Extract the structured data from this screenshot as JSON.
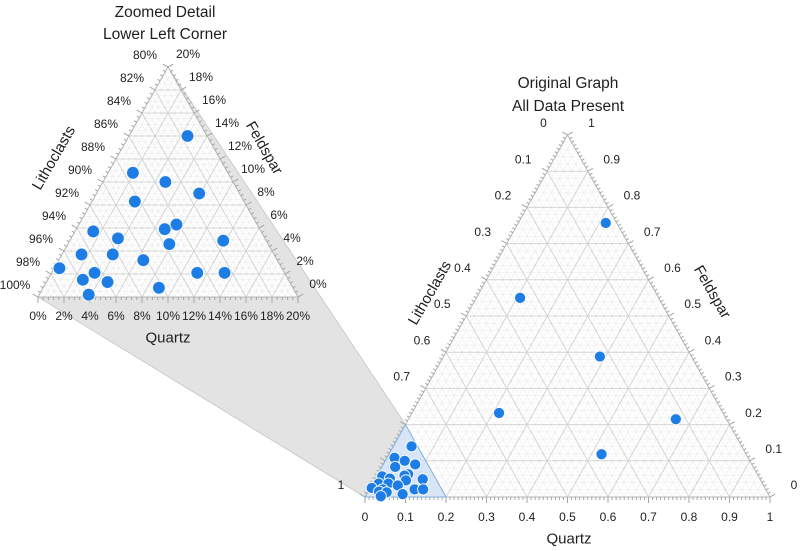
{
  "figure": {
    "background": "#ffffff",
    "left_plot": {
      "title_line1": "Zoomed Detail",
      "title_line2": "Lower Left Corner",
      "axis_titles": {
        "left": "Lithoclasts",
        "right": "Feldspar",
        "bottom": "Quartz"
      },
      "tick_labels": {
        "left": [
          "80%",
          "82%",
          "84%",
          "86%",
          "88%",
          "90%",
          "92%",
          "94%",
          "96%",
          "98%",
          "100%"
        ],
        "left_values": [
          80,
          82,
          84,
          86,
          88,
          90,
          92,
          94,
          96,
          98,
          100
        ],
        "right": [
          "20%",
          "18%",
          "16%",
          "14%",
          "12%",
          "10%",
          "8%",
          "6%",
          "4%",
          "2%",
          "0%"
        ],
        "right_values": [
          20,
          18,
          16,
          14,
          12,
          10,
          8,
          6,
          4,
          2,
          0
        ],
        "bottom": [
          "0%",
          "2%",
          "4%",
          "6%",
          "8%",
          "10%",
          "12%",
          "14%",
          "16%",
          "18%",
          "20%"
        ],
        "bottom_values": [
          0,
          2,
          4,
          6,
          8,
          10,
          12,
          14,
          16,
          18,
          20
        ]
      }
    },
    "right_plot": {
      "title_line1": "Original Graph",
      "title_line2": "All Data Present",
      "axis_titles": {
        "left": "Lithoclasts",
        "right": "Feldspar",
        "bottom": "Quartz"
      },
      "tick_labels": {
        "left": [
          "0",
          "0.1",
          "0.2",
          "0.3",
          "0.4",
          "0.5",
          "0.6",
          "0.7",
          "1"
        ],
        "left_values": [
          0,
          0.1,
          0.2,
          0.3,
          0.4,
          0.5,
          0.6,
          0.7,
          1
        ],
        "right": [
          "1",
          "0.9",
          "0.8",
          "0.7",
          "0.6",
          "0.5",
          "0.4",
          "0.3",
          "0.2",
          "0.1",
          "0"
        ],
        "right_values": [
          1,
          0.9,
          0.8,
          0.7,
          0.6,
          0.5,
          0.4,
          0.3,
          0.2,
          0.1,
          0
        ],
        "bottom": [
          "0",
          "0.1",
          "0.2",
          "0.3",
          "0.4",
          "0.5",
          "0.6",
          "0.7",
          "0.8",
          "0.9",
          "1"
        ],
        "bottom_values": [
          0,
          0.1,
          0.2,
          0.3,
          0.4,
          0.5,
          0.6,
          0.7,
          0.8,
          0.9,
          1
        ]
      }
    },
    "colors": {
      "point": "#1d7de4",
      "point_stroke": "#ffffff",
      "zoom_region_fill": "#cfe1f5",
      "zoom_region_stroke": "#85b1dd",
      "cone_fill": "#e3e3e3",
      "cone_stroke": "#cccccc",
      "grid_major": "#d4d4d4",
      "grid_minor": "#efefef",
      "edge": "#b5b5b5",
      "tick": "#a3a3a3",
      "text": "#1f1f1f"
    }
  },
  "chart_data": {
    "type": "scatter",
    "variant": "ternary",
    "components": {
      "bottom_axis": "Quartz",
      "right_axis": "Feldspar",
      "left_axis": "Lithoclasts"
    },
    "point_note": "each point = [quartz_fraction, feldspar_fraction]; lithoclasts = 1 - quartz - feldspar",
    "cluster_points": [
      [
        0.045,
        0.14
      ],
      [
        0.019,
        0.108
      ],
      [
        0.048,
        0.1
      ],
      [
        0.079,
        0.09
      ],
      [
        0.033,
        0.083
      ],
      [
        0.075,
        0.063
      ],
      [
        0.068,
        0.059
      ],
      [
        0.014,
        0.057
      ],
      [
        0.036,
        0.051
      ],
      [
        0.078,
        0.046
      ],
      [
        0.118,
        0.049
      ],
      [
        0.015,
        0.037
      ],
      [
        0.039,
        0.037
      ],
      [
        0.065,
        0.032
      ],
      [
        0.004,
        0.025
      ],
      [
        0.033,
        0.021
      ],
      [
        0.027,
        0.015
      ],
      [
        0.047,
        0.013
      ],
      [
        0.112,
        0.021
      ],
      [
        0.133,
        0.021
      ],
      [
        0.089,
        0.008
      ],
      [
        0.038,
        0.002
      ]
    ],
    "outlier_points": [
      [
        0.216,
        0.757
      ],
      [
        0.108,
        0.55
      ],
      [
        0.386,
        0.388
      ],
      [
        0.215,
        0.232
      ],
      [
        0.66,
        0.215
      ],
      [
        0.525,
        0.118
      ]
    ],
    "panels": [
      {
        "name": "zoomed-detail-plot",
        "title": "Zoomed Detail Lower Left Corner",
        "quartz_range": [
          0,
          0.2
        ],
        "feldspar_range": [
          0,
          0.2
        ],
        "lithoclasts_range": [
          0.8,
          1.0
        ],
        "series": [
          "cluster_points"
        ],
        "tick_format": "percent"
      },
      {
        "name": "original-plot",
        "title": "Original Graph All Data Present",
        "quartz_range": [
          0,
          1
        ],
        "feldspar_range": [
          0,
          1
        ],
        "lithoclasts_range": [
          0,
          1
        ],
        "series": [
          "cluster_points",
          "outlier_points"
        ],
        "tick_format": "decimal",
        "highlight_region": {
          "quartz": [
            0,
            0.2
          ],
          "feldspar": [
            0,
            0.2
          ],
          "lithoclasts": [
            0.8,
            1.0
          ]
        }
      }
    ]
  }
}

> Exercise aim: Output all of the data exactly as it stands, minus any images.

> Exercise result:
Extract the structured data from this screenshot as JSON.
{
  "figure": {
    "background": "#ffffff",
    "left_plot": {
      "title_line1": "Zoomed Detail",
      "title_line2": "Lower Left Corner",
      "axis_titles": {
        "left": "Lithoclasts",
        "right": "Feldspar",
        "bottom": "Quartz"
      },
      "tick_labels": {
        "left": [
          "80%",
          "82%",
          "84%",
          "86%",
          "88%",
          "90%",
          "92%",
          "94%",
          "96%",
          "98%",
          "100%"
        ],
        "left_values": [
          80,
          82,
          84,
          86,
          88,
          90,
          92,
          94,
          96,
          98,
          100
        ],
        "right": [
          "20%",
          "18%",
          "16%",
          "14%",
          "12%",
          "10%",
          "8%",
          "6%",
          "4%",
          "2%",
          "0%"
        ],
        "right_values": [
          20,
          18,
          16,
          14,
          12,
          10,
          8,
          6,
          4,
          2,
          0
        ],
        "bottom": [
          "0%",
          "2%",
          "4%",
          "6%",
          "8%",
          "10%",
          "12%",
          "14%",
          "16%",
          "18%",
          "20%"
        ],
        "bottom_values": [
          0,
          2,
          4,
          6,
          8,
          10,
          12,
          14,
          16,
          18,
          20
        ]
      }
    },
    "right_plot": {
      "title_line1": "Original Graph",
      "title_line2": "All Data Present",
      "axis_titles": {
        "left": "Lithoclasts",
        "right": "Feldspar",
        "bottom": "Quartz"
      },
      "tick_labels": {
        "left": [
          "0",
          "0.1",
          "0.2",
          "0.3",
          "0.4",
          "0.5",
          "0.6",
          "0.7",
          "1"
        ],
        "left_values": [
          0,
          0.1,
          0.2,
          0.3,
          0.4,
          0.5,
          0.6,
          0.7,
          1
        ],
        "right": [
          "1",
          "0.9",
          "0.8",
          "0.7",
          "0.6",
          "0.5",
          "0.4",
          "0.3",
          "0.2",
          "0.1",
          "0"
        ],
        "right_values": [
          1,
          0.9,
          0.8,
          0.7,
          0.6,
          0.5,
          0.4,
          0.3,
          0.2,
          0.1,
          0
        ],
        "bottom": [
          "0",
          "0.1",
          "0.2",
          "0.3",
          "0.4",
          "0.5",
          "0.6",
          "0.7",
          "0.8",
          "0.9",
          "1"
        ],
        "bottom_values": [
          0,
          0.1,
          0.2,
          0.3,
          0.4,
          0.5,
          0.6,
          0.7,
          0.8,
          0.9,
          1
        ]
      }
    },
    "colors": {
      "point": "#1d7de4",
      "point_stroke": "#ffffff",
      "zoom_region_fill": "#cfe1f5",
      "zoom_region_stroke": "#85b1dd",
      "cone_fill": "#e3e3e3",
      "cone_stroke": "#cccccc",
      "grid_major": "#d4d4d4",
      "grid_minor": "#efefef",
      "edge": "#b5b5b5",
      "tick": "#a3a3a3",
      "text": "#1f1f1f"
    }
  },
  "chart_data": {
    "type": "scatter",
    "variant": "ternary",
    "components": {
      "bottom_axis": "Quartz",
      "right_axis": "Feldspar",
      "left_axis": "Lithoclasts"
    },
    "point_note": "each point = [quartz_fraction, feldspar_fraction]; lithoclasts = 1 - quartz - feldspar",
    "cluster_points": [
      [
        0.045,
        0.14
      ],
      [
        0.019,
        0.108
      ],
      [
        0.048,
        0.1
      ],
      [
        0.079,
        0.09
      ],
      [
        0.033,
        0.083
      ],
      [
        0.075,
        0.063
      ],
      [
        0.068,
        0.059
      ],
      [
        0.014,
        0.057
      ],
      [
        0.036,
        0.051
      ],
      [
        0.078,
        0.046
      ],
      [
        0.118,
        0.049
      ],
      [
        0.015,
        0.037
      ],
      [
        0.039,
        0.037
      ],
      [
        0.065,
        0.032
      ],
      [
        0.004,
        0.025
      ],
      [
        0.033,
        0.021
      ],
      [
        0.027,
        0.015
      ],
      [
        0.047,
        0.013
      ],
      [
        0.112,
        0.021
      ],
      [
        0.133,
        0.021
      ],
      [
        0.089,
        0.008
      ],
      [
        0.038,
        0.002
      ]
    ],
    "outlier_points": [
      [
        0.216,
        0.757
      ],
      [
        0.108,
        0.55
      ],
      [
        0.386,
        0.388
      ],
      [
        0.215,
        0.232
      ],
      [
        0.66,
        0.215
      ],
      [
        0.525,
        0.118
      ]
    ],
    "panels": [
      {
        "name": "zoomed-detail-plot",
        "title": "Zoomed Detail Lower Left Corner",
        "quartz_range": [
          0,
          0.2
        ],
        "feldspar_range": [
          0,
          0.2
        ],
        "lithoclasts_range": [
          0.8,
          1.0
        ],
        "series": [
          "cluster_points"
        ],
        "tick_format": "percent"
      },
      {
        "name": "original-plot",
        "title": "Original Graph All Data Present",
        "quartz_range": [
          0,
          1
        ],
        "feldspar_range": [
          0,
          1
        ],
        "lithoclasts_range": [
          0,
          1
        ],
        "series": [
          "cluster_points",
          "outlier_points"
        ],
        "tick_format": "decimal",
        "highlight_region": {
          "quartz": [
            0,
            0.2
          ],
          "feldspar": [
            0,
            0.2
          ],
          "lithoclasts": [
            0.8,
            1.0
          ]
        }
      }
    ]
  }
}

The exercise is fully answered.